─── Texto extraído

Prossigo em meu
programa de lhe oferecer mais de meus escritos neste tempo de isolamento
social. Desta vez, trago outra transcrição de um capítulo de meu e-book “A
Califórnia e Nós”.
Dedico esta
transcrição aos jovens que nos acompanharam, à Leilah e a mim, na extraordinária e inesquecível viagem de
comemoração de nossas Bodas de Prata.
Introdução
Sou
de um tempo em que as pessoas privilegiadas que viajavam ao exterior,
especialmente à Europa, convidavam amigos e parentes para comentar a viagem, acompanhando a narração com longas apresentações de slides. Tais sessões, embora com
ilustrações interessantes, às vezes se tornavam cansativas.
Nesse
meu livro sobre o nosso relacionamento com a Califórnia, não posso deixar de
relatar viagens, pois não moro lá, e insiro algumas fotografias. O texto é
longo, porém, comparando com as apresentações de slides, meus leitores, se
cansarem, têm a vantagem de poder interromper a leitura e retomá-la (espero) em outra hora.
Bodas de Prata – a excursão
com os jovens
Em dezembro de 1984, Leilah e eu completamos 25
anos de casados.
Durante aquele ano, pensamos em como comemorar
nossas Bodas de Prata. Leilah não tinha vontade de fazer uma festa, entre
outras razões porque dois dos filhos estavam morando nos Estados Unidos e suas
férias de fim de ano se resumiam a uma semana. Tivemos, então, a ideia de
fazermos uma reunião da família lá na Califórnia, levando daqui conosco os
outros dois filhos, Luiz e Jurema. Desta forma, proporcionaríamos a estes uma bela
viagem de férias.

──────
─── Itens fornecidos

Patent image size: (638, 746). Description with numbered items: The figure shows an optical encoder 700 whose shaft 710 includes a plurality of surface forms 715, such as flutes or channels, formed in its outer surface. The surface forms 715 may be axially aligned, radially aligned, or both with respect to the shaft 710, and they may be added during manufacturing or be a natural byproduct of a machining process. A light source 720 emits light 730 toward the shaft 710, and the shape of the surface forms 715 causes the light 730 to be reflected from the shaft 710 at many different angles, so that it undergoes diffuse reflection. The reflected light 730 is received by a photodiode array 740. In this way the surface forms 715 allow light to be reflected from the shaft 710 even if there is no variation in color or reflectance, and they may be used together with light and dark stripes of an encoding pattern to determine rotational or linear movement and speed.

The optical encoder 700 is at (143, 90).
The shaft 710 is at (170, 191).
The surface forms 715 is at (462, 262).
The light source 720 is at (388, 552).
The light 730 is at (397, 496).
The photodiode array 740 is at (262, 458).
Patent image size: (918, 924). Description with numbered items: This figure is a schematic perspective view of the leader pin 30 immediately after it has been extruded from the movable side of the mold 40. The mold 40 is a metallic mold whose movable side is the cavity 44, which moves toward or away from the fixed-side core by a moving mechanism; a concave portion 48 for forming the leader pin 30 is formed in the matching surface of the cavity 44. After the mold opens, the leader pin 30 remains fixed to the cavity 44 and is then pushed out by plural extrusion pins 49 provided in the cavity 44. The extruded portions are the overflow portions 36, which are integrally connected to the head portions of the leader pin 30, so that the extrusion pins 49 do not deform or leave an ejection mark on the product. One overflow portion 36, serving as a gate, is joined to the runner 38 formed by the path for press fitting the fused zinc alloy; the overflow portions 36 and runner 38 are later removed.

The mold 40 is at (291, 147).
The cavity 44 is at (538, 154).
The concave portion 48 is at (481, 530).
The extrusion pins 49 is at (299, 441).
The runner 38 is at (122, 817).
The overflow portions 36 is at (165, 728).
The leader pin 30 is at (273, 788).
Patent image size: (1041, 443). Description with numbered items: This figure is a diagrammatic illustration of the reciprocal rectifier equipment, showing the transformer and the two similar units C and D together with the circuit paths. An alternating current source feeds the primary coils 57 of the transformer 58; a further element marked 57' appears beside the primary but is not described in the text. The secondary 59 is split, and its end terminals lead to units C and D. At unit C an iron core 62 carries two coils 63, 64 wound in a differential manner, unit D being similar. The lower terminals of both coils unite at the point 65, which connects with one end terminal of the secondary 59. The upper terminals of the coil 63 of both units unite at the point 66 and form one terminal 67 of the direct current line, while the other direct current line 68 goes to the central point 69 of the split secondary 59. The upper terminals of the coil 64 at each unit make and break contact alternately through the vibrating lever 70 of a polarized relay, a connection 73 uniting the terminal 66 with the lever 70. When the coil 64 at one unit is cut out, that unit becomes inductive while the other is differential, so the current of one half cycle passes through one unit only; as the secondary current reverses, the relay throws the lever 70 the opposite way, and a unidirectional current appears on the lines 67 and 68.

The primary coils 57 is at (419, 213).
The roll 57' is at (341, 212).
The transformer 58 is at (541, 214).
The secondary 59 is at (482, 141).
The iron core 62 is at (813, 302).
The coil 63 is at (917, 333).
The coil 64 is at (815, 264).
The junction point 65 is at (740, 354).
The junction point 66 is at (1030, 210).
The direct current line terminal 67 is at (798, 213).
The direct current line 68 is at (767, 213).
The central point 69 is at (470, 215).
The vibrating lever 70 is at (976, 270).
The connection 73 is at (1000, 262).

──────

-- Tarefa curta 1 --
Duplique do relato das Bodas de Prata o trecho entre “Prossigo em meu” e “de nossas Bodas de Prata.”, inclusive.
-- Tarefa curta 2 --
Como fica em inglês esta frase do relato das Bodas de Prata: “Em dezembro de 1984, Leilah e eu completamos 25 anos de casados.”?
-- Tarefa curta 3 --
Retome o relato das Bodas de Prata a partir da última frase apresentada.

-- Resultado final 1 --
Prossigo em meu
programa de lhe oferecer mais de meus escritos neste tempo de isolamento
social. Desta vez, trago outra transcrição de um capítulo de meu e-book “A
Califórnia e Nós”.
Dedico esta
transcrição aos jovens que nos acompanharam, à Leilah e a mim, na extraordinária e inesquecível viagem de
comemoração de nossas Bodas de Prata.

-- Resultado final 2 --
In December 1984, Leilah and I completed 25 years of marriage.

-- Resultado final 3 --
Em junho, a decisão estava tomada e começamos a
trabalhar no projeto. Tanto que, tendo deixado a IBM em outubro de 1983, ao me
empregar em outra empresa, em 1984, combinei que tiraria férias antecipadas em
dezembro. Leilah também programou férias para dezembro, junto à empresa em que
trabalhava.
Aconteceu, entretanto, que os amigos dos meninos
ficaram sabendo da viagem e se animaram a nos acompanhar – eram todos jovens,
porém maiores de idade.
O Cássio havia deixado a “fraternity” onde morava,
dentro do campus de Stanford, mudando-se para uma casa em Palo Alto com três
colegas. Ele nos comunicou que teria espaço para nos hospedar quando
estivéssemos naquela cidade, pois seus companheiros de moradia estariam
passando as festas de fim de ano fora, com as respectivas famílias.
Dessa forma, nós, os viajantes, teríamos despesas
de hotel apenas nas outras cidades, onde ficaríamos menos tempo, além das
despesas com refeições. Considerando a vontade dos jovens, que iriam animar a
viagem, e o que teríamos gastado com uma festa aqui no Brasil, Leilah e eu
decidimos bancar as despesas de hotel e refeições dos que fossem conosco; eles
teriam apenas de comprar as respectivas passagens.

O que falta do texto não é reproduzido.